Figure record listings

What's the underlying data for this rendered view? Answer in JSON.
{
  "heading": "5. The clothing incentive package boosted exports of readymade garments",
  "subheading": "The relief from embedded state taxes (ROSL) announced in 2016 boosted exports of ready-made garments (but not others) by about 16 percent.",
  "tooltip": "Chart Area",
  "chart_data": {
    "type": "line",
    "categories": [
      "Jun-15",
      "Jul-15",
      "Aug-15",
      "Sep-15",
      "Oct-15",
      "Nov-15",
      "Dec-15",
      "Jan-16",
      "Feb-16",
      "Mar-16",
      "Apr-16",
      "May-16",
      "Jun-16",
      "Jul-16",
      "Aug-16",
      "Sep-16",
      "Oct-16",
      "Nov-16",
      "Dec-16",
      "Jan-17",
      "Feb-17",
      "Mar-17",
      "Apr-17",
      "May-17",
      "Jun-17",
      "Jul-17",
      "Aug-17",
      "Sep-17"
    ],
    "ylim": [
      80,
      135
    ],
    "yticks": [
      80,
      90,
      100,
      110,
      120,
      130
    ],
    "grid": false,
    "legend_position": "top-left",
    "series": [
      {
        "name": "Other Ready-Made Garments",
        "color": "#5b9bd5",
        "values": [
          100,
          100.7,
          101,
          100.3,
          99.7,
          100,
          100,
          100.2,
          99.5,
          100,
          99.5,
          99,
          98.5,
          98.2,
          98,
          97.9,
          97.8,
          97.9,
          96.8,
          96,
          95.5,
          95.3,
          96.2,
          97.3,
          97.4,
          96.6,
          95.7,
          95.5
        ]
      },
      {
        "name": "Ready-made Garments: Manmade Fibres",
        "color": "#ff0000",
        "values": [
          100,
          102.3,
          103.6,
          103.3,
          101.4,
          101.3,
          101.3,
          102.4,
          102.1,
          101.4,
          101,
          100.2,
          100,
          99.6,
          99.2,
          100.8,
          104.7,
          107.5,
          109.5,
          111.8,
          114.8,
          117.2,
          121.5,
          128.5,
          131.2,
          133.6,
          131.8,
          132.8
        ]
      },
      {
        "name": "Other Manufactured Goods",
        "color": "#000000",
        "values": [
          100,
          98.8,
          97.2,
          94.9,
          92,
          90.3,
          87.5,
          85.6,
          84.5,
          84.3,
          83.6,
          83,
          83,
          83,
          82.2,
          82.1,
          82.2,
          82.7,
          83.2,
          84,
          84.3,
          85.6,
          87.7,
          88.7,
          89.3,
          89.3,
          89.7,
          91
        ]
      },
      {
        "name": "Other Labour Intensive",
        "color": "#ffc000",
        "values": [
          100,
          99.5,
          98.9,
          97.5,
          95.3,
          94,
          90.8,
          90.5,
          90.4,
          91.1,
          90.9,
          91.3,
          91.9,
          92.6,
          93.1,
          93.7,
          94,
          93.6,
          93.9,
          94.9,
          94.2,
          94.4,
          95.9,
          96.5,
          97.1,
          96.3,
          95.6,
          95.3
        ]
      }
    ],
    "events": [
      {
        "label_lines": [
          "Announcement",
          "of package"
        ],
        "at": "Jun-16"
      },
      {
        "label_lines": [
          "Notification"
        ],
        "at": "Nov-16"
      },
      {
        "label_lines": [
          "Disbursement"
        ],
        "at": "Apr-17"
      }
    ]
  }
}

**Exercise instructions:** Write out all of the records above exactly as they appear.

**Result below:**
What's the underlying data for this rendered view? Answer in JSON.
{
  "heading": "5. The clothing incentive package boosted exports of readymade garments",
  "subheading": "The relief from embedded state taxes (ROSL) announced in 2016 boosted exports of ready-made garments (but not others) by about 16 percent.",
  "tooltip": "Chart Area",
  "chart_data": {
    "type": "line",
    "categories": [
      "Jun-15",
      "Jul-15",
      "Aug-15",
      "Sep-15",
      "Oct-15",
      "Nov-15",
      "Dec-15",
      "Jan-16",
      "Feb-16",
      "Mar-16",
      "Apr-16",
      "May-16",
      "Jun-16",
      "Jul-16",
      "Aug-16",
      "Sep-16",
      "Oct-16",
      "Nov-16",
      "Dec-16",
      "Jan-17",
      "Feb-17",
      "Mar-17",
      "Apr-17",
      "May-17",
      "Jun-17",
      "Jul-17",
      "Aug-17",
      "Sep-17"
    ],
    "ylim": [
      80,
      135
    ],
    "yticks": [
      80,
      90,
      100,
      110,
      120,
      130
    ],
    "grid": false,
    "legend_position": "top-left",
    "series": [
      {
        "name": "Other Ready-Made Garments",
        "color": "#5b9bd5",
        "values": [
          100,
          100.7,
          101,
          100.3,
          99.7,
          100,
          100,
          100.2,
          99.5,
          100,
          99.5,
          99,
          98.5,
          98.2,
          98,
          97.9,
          97.8,
          97.9,
          96.8,
          96,
          95.5,
          95.3,
          96.2,
          97.3,
          97.4,
          96.6,
          95.7,
          95.5
        ]
      },
      {
        "name": "Ready-made Garments: Manmade Fibres",
        "color": "#ff0000",
        "values": [
          100,
          102.3,
          103.6,
          103.3,
          101.4,
          101.3,
          101.3,
          102.4,
          102.1,
          101.4,
          101,
          100.2,
          100,
          99.6,
          99.2,
          100.8,
          104.7,
          107.5,
          109.5,
          111.8,
          114.8,
          117.2,
          121.5,
          128.5,
          131.2,
          133.6,
          131.8,
          132.8
        ]
      },
      {
        "name": "Other Manufactured Goods",
        "color": "#000000",
        "values": [
          100,
          98.8,
          97.2,
          94.9,
          92,
          90.3,
          87.5,
          85.6,
          84.5,
          84.3,
          83.6,
          83,
          83,
          83,
          82.2,
          82.1,
          82.2,
          82.7,
          83.2,
          84,
          84.3,
          85.6,
          87.7,
          88.7,
          89.3,
          89.3,
          89.7,
          91
        ]
      },
      {
        "name": "Other Labour Intensive",
        "color": "#ffc000",
        "values": [
          100,
          99.5,
          98.9,
          97.5,
          95.3,
          94,
          90.8,
          90.5,
          90.4,
          91.1,
          90.9,
          91.3,
          91.9,
          92.6,
          93.1,
          93.7,
          94,
          93.6,
          93.9,
          94.9,
          94.2,
          94.4,
          95.9,
          96.5,
          97.1,
          96.3,
          95.6,
          95.3
        ]
      }
    ],
    "events": [
      {
        "label_lines": [
          "Announcement",
          "of package"
        ],
        "at": "Jun-16"
      },
      {
        "label_lines": [
          "Notification"
        ],
        "at": "Nov-16"
      },
      {
        "label_lines": [
          "Disbursement"
        ],
        "at": "Apr-17"
      }
    ]
  }
}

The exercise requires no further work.